AIM: What lines of the data hold the string "Leaderboard"? Pull each one out.
______________________________
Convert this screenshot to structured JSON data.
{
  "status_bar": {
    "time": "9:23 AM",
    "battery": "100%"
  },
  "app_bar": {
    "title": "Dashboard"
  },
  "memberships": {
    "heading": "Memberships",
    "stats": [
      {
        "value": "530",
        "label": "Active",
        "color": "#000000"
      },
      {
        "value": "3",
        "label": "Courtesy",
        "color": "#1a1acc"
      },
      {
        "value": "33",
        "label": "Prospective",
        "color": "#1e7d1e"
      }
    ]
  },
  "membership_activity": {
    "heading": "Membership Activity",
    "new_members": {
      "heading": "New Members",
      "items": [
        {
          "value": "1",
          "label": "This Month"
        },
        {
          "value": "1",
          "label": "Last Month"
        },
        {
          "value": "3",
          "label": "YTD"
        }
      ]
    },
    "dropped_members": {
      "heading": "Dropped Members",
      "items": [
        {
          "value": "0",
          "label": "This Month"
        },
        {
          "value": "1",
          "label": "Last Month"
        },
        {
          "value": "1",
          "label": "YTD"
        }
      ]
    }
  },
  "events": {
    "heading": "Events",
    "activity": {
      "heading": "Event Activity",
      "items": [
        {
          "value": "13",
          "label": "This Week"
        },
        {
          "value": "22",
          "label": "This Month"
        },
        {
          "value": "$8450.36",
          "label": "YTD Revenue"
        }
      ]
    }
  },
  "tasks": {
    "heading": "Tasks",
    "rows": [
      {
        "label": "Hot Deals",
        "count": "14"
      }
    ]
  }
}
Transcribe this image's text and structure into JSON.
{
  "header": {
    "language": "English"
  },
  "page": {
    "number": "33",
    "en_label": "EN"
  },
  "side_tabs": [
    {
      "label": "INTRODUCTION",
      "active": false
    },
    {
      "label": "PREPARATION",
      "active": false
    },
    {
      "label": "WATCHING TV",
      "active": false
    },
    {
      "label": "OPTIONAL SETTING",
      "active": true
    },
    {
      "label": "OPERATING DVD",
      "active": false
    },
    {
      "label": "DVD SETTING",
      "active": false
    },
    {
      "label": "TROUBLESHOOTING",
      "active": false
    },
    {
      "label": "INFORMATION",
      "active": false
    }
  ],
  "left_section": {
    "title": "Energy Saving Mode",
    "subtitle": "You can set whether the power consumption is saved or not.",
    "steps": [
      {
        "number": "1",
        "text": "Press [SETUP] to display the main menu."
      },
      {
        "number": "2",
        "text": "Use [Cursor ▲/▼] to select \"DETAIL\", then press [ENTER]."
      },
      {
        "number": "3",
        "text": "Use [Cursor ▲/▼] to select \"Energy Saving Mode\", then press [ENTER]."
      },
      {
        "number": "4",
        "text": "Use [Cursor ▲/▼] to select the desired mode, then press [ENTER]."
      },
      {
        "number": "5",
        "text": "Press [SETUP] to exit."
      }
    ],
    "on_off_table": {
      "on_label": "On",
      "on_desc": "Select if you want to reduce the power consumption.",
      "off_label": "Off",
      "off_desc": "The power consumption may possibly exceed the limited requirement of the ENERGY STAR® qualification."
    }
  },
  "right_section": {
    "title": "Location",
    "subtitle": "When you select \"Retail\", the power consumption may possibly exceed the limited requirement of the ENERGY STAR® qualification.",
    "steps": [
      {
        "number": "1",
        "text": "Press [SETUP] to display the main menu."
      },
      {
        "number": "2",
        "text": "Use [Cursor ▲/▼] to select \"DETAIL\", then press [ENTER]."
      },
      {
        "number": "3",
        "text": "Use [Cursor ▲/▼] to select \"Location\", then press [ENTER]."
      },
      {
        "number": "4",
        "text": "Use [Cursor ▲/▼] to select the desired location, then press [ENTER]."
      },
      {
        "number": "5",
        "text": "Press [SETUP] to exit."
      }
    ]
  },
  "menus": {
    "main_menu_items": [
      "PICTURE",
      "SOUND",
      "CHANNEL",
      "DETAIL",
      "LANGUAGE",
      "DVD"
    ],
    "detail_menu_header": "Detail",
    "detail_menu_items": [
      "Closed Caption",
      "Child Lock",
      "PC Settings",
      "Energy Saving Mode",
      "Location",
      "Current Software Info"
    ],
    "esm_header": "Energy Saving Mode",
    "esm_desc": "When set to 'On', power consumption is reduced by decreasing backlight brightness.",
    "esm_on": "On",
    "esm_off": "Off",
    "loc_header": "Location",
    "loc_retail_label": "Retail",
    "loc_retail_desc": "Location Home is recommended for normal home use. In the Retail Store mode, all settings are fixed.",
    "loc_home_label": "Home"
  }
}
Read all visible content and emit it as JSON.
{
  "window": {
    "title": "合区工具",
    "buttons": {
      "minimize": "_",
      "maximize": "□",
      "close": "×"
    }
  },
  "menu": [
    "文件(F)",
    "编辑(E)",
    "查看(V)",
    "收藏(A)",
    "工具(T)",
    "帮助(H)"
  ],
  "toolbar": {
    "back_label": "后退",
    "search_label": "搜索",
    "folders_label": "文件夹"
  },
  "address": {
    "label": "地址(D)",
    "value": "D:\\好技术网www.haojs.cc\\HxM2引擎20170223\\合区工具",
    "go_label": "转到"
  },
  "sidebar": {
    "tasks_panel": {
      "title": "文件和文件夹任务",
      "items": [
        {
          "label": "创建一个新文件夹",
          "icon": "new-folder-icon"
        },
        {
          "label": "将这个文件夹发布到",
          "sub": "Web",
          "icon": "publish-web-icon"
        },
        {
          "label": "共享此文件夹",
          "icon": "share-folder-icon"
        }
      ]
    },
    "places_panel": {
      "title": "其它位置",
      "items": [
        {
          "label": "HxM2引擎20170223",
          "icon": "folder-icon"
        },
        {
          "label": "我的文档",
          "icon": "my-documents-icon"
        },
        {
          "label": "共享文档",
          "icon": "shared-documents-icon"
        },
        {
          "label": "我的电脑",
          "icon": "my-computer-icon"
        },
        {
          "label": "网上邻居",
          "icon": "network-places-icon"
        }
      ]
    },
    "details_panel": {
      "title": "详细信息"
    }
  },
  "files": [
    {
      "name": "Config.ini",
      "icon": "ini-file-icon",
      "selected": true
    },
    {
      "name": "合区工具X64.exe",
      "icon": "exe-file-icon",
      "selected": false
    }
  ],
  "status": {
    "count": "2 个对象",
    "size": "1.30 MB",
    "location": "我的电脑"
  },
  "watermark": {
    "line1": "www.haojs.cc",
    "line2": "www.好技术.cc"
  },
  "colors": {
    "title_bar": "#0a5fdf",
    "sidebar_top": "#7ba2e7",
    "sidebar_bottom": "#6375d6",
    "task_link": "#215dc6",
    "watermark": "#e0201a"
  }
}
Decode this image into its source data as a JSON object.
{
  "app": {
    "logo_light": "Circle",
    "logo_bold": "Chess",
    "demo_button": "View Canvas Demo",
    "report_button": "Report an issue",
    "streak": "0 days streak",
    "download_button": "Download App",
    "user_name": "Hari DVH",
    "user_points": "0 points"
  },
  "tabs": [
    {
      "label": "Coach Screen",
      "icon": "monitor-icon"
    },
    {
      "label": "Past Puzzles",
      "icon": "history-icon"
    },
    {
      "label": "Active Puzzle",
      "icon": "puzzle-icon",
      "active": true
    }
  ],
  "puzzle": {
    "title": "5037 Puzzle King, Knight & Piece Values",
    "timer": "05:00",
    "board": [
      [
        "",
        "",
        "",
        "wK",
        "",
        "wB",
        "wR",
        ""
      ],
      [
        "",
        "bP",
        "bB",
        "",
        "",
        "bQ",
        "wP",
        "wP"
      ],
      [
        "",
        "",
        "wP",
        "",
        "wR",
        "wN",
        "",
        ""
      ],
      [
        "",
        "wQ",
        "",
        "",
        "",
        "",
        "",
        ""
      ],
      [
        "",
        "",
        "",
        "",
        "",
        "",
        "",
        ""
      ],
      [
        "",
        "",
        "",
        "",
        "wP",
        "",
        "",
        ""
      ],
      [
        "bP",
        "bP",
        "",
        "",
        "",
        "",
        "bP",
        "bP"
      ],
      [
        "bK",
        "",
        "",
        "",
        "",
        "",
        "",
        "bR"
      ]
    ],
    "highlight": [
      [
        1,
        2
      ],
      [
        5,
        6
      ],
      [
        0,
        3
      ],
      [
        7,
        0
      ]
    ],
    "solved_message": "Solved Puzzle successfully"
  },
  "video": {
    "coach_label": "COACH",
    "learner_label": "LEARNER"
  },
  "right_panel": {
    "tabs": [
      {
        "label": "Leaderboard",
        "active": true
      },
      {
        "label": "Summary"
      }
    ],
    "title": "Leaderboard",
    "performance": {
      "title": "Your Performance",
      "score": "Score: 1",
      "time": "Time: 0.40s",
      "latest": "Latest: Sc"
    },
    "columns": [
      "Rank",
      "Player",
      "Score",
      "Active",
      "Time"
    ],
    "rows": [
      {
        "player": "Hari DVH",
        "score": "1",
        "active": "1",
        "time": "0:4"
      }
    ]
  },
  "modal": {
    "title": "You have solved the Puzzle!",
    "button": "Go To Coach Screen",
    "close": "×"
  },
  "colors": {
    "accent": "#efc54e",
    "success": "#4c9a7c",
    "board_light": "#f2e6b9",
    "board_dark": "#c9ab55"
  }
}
______________________________
SOLUTION TO THIS TASK:
        "label": "Leaderboard",
    "title": "Leaderboard",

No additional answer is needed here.